SHORT PROBLEM:
Pull out every line in the data below that contains the word "vessel".

(A run of records)
══════════════════════════════

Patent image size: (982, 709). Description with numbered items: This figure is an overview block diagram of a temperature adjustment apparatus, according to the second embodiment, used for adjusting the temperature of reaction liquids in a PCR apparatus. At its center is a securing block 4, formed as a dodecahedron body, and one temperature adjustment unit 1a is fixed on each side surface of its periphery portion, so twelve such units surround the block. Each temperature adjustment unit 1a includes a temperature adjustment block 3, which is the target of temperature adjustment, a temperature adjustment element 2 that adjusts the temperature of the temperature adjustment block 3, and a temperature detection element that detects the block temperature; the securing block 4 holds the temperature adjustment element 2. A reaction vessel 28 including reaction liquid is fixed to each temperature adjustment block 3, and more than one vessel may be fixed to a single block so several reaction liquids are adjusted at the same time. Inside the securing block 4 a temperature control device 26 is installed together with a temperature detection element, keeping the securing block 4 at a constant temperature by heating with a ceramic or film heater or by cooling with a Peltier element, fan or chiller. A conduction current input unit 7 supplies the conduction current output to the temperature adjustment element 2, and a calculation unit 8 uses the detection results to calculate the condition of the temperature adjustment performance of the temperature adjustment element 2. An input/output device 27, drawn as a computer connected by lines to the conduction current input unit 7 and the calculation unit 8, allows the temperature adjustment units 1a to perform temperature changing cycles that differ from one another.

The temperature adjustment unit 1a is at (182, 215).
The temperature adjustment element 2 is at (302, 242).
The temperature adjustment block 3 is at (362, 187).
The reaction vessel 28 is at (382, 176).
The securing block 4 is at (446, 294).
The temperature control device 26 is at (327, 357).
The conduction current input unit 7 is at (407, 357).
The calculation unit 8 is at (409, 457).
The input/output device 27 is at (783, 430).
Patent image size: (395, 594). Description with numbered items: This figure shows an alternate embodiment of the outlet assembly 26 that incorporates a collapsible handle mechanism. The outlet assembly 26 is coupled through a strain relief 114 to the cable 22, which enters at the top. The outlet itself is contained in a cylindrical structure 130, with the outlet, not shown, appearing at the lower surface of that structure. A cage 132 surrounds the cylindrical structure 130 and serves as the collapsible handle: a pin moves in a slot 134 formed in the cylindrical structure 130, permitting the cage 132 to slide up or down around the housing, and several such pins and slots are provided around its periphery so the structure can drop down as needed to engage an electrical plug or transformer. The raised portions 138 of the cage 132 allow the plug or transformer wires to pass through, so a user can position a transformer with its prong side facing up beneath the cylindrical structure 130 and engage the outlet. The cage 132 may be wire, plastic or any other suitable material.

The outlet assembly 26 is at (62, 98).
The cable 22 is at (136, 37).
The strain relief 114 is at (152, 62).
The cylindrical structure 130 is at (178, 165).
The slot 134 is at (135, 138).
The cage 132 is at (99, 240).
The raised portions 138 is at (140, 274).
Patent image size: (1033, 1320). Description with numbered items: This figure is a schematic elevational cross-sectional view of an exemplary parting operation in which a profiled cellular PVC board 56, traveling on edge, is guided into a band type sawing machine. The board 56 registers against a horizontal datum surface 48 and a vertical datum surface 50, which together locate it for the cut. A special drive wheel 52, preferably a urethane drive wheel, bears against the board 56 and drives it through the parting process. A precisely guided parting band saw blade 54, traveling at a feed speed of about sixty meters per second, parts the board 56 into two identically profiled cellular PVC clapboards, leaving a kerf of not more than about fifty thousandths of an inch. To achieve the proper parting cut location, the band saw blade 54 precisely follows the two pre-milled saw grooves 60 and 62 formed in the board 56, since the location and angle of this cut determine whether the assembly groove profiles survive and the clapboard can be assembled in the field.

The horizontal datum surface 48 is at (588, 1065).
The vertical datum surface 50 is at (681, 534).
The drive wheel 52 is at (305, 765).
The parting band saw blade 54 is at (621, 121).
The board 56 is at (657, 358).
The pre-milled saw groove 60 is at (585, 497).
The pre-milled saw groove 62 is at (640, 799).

══════════════════════════════

SOLUTION FOR THIS TASK:
Patent image size: (982, 709). Description with numbered items: This figure is an overview block diagram of a temperature adjustment apparatus, according to the second embodiment, used for adjusting the temperature of reaction liquids in a PCR apparatus. At its center is a securing block 4, formed as a dodecahedron body, and one temperature adjustment unit 1a is fixed on each side surface of its periphery portion, so twelve such units surround the block. Each temperature adjustment unit 1a includes a temperature adjustment block 3, which is the target of temperature adjustment, a temperature adjustment element 2 that adjusts the temperature of the temperature adjustment block 3, and a temperature detection element that detects the block temperature; the securing block 4 holds the temperature adjustment element 2. A reaction vessel 28 including reaction liquid is fixed to each temperature adjustment block 3, and more than one vessel may be fixed to a single block so several reaction liquids are adjusted at the same time. Inside the securing block 4 a temperature control device 26 is installed together with a temperature detection element, keeping the securing block 4 at a constant temperature by heating with a ceramic or film heater or by cooling with a Peltier element, fan or chiller. A conduction current input unit 7 supplies the conduction current output to the temperature adjustment element 2, and a calculation unit 8 uses the detection results to calculate the condition of the temperature adjustment performance of the temperature adjustment element 2. An input/output device 27, drawn as a computer connected by lines to the conduction current input unit 7 and the calculation unit 8, allows the temperature adjustment units 1a to perform temperature changing cycles that differ from one another.
The reaction vessel 28 is at (382, 176).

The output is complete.